- Task -
Exactly reproduce the lines that follow.

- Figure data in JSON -
☆ ☆ ☆

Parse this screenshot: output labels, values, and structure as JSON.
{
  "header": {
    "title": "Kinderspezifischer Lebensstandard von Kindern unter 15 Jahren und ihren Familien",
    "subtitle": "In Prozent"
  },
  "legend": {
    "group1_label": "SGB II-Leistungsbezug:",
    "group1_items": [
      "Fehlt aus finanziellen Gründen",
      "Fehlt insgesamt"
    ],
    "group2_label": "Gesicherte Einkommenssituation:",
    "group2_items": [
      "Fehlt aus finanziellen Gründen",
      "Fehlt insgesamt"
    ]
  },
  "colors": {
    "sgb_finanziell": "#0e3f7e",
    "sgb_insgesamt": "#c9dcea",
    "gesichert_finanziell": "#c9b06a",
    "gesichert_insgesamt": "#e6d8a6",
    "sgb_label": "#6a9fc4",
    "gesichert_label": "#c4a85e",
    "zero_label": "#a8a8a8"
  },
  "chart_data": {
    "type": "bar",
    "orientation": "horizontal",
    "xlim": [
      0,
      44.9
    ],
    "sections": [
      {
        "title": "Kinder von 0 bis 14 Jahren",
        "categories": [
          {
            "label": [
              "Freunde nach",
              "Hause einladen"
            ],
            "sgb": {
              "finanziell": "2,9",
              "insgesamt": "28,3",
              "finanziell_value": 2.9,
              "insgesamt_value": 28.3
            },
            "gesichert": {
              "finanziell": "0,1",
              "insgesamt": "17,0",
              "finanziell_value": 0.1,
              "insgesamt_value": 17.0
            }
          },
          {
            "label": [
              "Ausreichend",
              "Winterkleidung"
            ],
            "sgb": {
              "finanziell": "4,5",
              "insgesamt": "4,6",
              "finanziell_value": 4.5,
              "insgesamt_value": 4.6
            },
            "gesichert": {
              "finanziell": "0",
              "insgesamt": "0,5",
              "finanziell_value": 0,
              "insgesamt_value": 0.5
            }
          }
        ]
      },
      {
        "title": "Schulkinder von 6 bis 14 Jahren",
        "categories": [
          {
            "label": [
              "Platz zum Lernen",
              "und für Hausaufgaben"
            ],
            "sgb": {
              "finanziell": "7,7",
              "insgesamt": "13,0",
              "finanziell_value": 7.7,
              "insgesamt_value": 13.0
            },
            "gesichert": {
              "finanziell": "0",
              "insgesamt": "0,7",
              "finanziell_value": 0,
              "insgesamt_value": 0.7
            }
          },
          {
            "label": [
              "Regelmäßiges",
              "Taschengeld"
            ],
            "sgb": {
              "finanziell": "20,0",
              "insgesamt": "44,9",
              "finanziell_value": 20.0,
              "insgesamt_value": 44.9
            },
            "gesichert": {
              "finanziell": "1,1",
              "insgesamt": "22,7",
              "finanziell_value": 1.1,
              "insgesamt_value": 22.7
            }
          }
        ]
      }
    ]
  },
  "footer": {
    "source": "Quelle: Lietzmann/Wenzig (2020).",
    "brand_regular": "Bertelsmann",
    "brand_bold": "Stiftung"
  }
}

☆ ☆ ☆

- Answer to this problem -
Parse this screenshot: output labels, values, and structure as JSON.
{
  "header": {
    "title": "Kinderspezifischer Lebensstandard von Kindern unter 15 Jahren und ihren Familien",
    "subtitle": "In Prozent"
  },
  "legend": {
    "group1_label": "SGB II-Leistungsbezug:",
    "group1_items": [
      "Fehlt aus finanziellen Gründen",
      "Fehlt insgesamt"
    ],
    "group2_label": "Gesicherte Einkommenssituation:",
    "group2_items": [
      "Fehlt aus finanziellen Gründen",
      "Fehlt insgesamt"
    ]
  },
  "colors": {
    "sgb_finanziell": "#0e3f7e",
    "sgb_insgesamt": "#c9dcea",
    "gesichert_finanziell": "#c9b06a",
    "gesichert_insgesamt": "#e6d8a6",
    "sgb_label": "#6a9fc4",
    "gesichert_label": "#c4a85e",
    "zero_label": "#a8a8a8"
  },
  "chart_data": {
    "type": "bar",
    "orientation": "horizontal",
    "xlim": [
      0,
      44.9
    ],
    "sections": [
      {
        "title": "Kinder von 0 bis 14 Jahren",
        "categories": [
          {
            "label": [
              "Freunde nach",
              "Hause einladen"
            ],
            "sgb": {
              "finanziell": "2,9",
              "insgesamt": "28,3",
              "finanziell_value": 2.9,
              "insgesamt_value": 28.3
            },
            "gesichert": {
              "finanziell": "0,1",
              "insgesamt": "17,0",
              "finanziell_value": 0.1,
              "insgesamt_value": 17.0
            }
          },
          {
            "label": [
              "Ausreichend",
              "Winterkleidung"
            ],
            "sgb": {
              "finanziell": "4,5",
              "insgesamt": "4,6",
              "finanziell_value": 4.5,
              "insgesamt_value": 4.6
            },
            "gesichert": {
              "finanziell": "0",
              "insgesamt": "0,5",
              "finanziell_value": 0,
              "insgesamt_value": 0.5
            }
          }
        ]
      },
      {
        "title": "Schulkinder von 6 bis 14 Jahren",
        "categories": [
          {
            "label": [
              "Platz zum Lernen",
              "und für Hausaufgaben"
            ],
            "sgb": {
              "finanziell": "7,7",
              "insgesamt": "13,0",
              "finanziell_value": 7.7,
              "insgesamt_value": 13.0
            },
            "gesichert": {
              "finanziell": "0",
              "insgesamt": "0,7",
              "finanziell_value": 0,
              "insgesamt_value": 0.7
            }
          },
          {
            "label": [
              "Regelmäßiges",
              "Taschengeld"
            ],
            "sgb": {
              "finanziell": "20,0",
              "insgesamt": "44,9",
              "finanziell_value": 20.0,
              "insgesamt_value": 44.9
            },
            "gesichert": {
              "finanziell": "1,1",
              "insgesamt": "22,7",
              "finanziell_value": 1.1,
              "insgesamt_value": 22.7
            }
          }
        ]
      }
    ]
  },
  "footer": {
    "source": "Quelle: Lietzmann/Wenzig (2020).",
    "brand_regular": "Bertelsmann",
    "brand_bold": "Stiftung"
  }
}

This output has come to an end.